- _GIVEN INSTRUCTION_: Extend the news article about BNP Paribas's fourth-quarter profit drop and cost-cutting plan, starting right after its final sentence on the Basel III Core Tier 1 ratio.
------ EXCERPT PROVIDED ------
Thursday 14 February 2013

BNP Paribas begins overhaul after fourth-quarter profit drop

A man walks past an automatic teller outside a BNP Paribas bank in central Paris October 26, 2012. REUTERS/Jacky Naegelen

A man walks past an automatic teller outside a BNP Paribas bank in central Paris October 26, 2012.

Credit: Reuters/Jacky Naegelen

By Lionel Laurent and Matthias Blamont

PARIS | Thu Feb 14, 2013 2:46am EST

PARIS (Reuters) - BNP Paribas (BNPP.PA) said it would kick off a three-year plan to save 2 billion euros ($2.69 billion) in annual costs and ramp up growth in Asia after its fourth-quarter profits were hit by Europe's weak economy.

France's No. 1 listed bank said the savings would come from simplifying its reporting structure and from investing in technology improvements, which would cost a total of 1.5 billion euros. It said no business would be shut down.

While BNP is seen by analysts as robust and well-capitalized after a year-long drive to cut its balance sheet and shrink its holdings of risky eurozone sovereign debt, it is still heavily exposed to mature European markets and is under pressure to show investors new paths to growth.

The bank said on Thursday it was eyeing a ramp-up in Asia, where it wants to lift revenues from investment banking and its asset-gathering Investment Solutions division to over 3 billion euros ($4 billion) by 2016, up from 2 billion in 2012. It is also aiming to hire 1,300 people in the region through to 2015.

"We see a low-growth scenario in Europe (in 2013)," BNP Chief Executive Jean-Laurent Bonnafe told Reuters Insider television. Acquisitions are not currently planned, he said.

BNP reported a one-third fall in net profit for the fourth quarter of 2012, to 514 million euros. Analysts had been expecting a profit closer to 1.0 billion, according to a Thomson Reuters I/B/E/S average forecast.

Among the troublespots were Italy - where BNP took a 300 million-euro goodwill writedown on its BNL subsidiary as part of an effort to raise its capital strength - and investment banking, where a rebound in revenues was hampered by a rise in loan losses on the back of one specific unidentified loan.

BNP said it would propose a cash dividend of 1.50 euros per share and said its focus on balance-sheet strength in 2012 had lifted its Basel III Core Tier 1 Ratio to 9.9 percent.
------ MATERIAL ------
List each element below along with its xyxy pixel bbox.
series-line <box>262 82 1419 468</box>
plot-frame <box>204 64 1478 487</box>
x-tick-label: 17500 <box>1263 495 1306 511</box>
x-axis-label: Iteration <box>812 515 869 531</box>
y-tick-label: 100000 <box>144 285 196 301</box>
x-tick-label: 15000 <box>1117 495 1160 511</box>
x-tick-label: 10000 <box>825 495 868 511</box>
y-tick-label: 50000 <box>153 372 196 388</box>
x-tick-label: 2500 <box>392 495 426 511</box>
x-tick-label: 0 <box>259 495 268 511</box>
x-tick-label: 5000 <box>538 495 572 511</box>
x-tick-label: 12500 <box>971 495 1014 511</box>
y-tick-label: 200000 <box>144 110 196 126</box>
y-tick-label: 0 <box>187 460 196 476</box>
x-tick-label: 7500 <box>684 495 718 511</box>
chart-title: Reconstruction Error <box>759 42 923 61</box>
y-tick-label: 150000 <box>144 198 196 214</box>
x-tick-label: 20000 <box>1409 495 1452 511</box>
------
------ MATERIAL ------
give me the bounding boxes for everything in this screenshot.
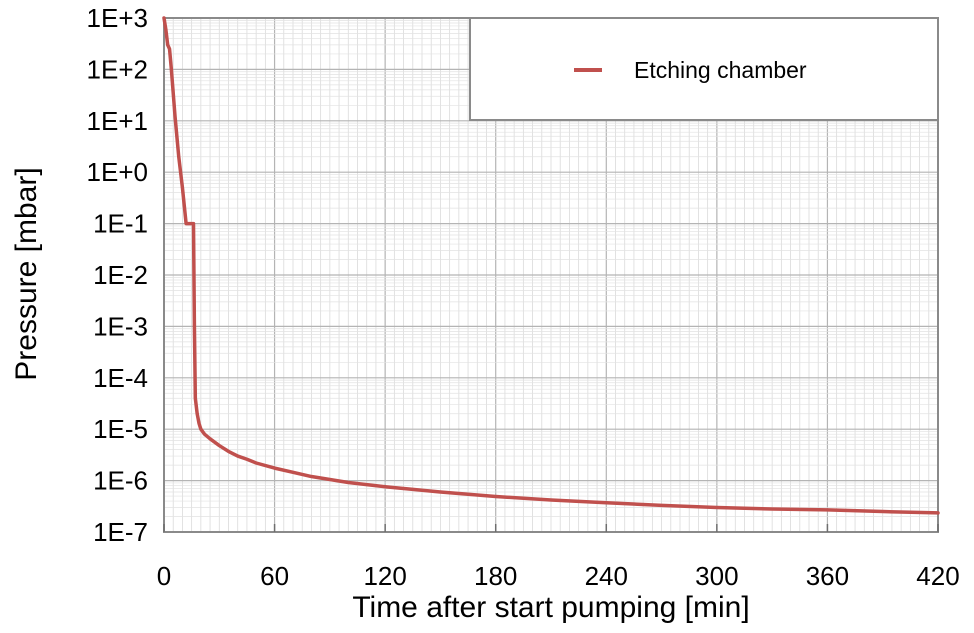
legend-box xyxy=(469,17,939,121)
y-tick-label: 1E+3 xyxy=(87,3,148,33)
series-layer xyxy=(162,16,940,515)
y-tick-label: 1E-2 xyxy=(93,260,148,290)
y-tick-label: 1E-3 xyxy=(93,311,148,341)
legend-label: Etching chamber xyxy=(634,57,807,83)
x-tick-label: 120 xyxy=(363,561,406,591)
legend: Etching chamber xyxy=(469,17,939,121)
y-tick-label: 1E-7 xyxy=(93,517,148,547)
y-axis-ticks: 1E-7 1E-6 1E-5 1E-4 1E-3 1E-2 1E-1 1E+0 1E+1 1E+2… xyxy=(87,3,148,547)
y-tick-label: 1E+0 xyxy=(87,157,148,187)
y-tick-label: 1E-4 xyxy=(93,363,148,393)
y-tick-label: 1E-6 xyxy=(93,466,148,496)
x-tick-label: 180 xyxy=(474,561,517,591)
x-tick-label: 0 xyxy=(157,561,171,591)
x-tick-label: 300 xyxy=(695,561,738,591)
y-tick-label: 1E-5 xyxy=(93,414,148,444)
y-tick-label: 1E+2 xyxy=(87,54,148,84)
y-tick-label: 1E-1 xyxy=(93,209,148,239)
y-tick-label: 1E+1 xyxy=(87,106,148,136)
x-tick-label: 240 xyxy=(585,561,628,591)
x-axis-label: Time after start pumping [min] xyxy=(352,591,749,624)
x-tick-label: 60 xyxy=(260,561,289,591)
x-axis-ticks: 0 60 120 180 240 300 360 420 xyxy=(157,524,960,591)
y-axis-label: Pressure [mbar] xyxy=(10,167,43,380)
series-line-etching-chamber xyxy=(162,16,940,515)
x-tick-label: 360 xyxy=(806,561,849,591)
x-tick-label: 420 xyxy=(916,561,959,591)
------
------ MATERIAL ------
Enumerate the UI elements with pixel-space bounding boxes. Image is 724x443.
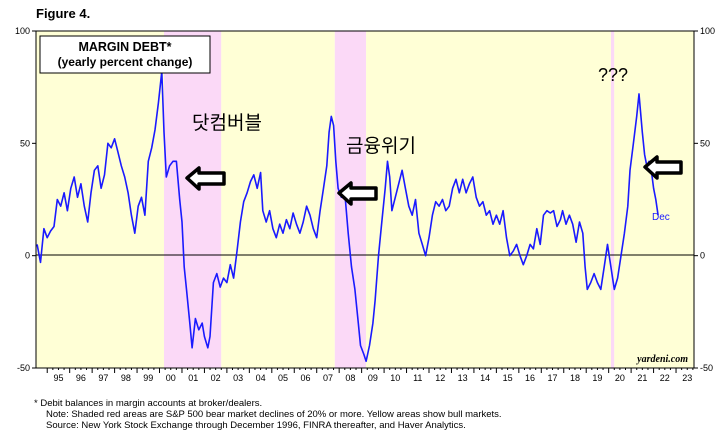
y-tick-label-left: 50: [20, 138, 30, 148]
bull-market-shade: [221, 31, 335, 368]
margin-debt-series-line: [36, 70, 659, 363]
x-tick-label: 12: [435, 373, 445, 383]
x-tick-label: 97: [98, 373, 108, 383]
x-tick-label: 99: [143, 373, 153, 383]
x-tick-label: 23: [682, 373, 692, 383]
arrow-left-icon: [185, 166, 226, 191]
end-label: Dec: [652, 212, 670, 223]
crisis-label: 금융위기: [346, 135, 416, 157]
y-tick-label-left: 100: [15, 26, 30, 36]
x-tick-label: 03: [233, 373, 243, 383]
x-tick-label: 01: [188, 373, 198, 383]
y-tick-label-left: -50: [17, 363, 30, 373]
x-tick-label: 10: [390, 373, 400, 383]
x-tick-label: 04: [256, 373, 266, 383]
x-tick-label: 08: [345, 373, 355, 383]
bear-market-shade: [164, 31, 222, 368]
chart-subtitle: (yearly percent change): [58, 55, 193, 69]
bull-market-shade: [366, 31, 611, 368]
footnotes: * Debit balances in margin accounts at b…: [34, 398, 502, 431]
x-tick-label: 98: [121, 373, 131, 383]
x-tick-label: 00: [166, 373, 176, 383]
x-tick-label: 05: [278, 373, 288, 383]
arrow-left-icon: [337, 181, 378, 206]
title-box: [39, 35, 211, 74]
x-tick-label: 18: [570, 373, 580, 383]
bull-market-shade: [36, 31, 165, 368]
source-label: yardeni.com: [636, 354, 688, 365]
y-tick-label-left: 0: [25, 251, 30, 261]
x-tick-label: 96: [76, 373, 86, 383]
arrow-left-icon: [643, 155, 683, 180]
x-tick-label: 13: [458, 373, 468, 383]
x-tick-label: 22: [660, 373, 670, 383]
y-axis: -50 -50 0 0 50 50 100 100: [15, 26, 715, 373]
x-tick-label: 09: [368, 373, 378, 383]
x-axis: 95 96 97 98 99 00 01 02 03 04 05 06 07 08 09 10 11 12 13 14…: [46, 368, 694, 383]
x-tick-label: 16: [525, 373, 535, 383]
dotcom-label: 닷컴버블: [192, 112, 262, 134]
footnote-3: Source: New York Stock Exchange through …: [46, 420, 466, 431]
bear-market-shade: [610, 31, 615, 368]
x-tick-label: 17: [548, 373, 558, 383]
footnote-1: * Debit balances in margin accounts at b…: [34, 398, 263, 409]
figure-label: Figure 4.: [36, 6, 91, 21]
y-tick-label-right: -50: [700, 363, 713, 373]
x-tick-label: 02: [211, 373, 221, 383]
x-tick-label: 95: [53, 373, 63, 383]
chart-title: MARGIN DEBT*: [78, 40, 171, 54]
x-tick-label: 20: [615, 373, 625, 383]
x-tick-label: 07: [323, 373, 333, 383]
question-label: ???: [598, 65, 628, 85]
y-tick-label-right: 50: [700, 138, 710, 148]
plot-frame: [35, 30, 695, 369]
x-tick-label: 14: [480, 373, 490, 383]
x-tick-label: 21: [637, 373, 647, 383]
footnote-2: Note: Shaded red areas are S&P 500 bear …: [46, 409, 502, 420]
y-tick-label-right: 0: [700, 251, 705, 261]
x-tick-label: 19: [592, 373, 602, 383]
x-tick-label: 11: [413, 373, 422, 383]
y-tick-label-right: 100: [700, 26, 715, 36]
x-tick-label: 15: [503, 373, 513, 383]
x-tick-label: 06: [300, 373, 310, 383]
------
- _ANSWER TO THIS TASK_:
Smaller rival Societe Generale (SOGN.PA) reported a wider-than-expected fourth-quarter loss on Wednesday and held back from giving any numbers or targets on its own plan to unlock cost savings over the next three years.

RETAIL CUTBACKS

Half of BNP's planned 2 billion-euro savings will come from retail banking, where cuts are seen as long overdue now that the economic slowdown and government budget cuts have started to hit core markets like France.

Profits at the bank's French, Belgian and Italian retail operations fell in the fourth quarter, with rising loan losses in Italy almost halving BNL's earnings before tax.

The French economy shrank 0.3 percent in the final three months of 2012, preliminary national figures showed on Thursday, as companies cut back on investment and exports flagged.

Savings at BNP's corporate and investment bank, which bore the brunt of cuts last year in the wake of a euro-driven market panic, will account for a third of the total. The unit will focus on growth in U.S. and Asia and will further develop its fixed-income platform after a boom year for bond markets.

Asked whether the savings plan could be done without cutting jobs, BNP's Bonnafe said: "We'll see." He said that the bank was always monitoring staffing levels and would prioritize moving staff to other divisions over straight reductions. ($1 = 0.7442 euros)

(Reporting by Lionel Laurent; editing by Mark John)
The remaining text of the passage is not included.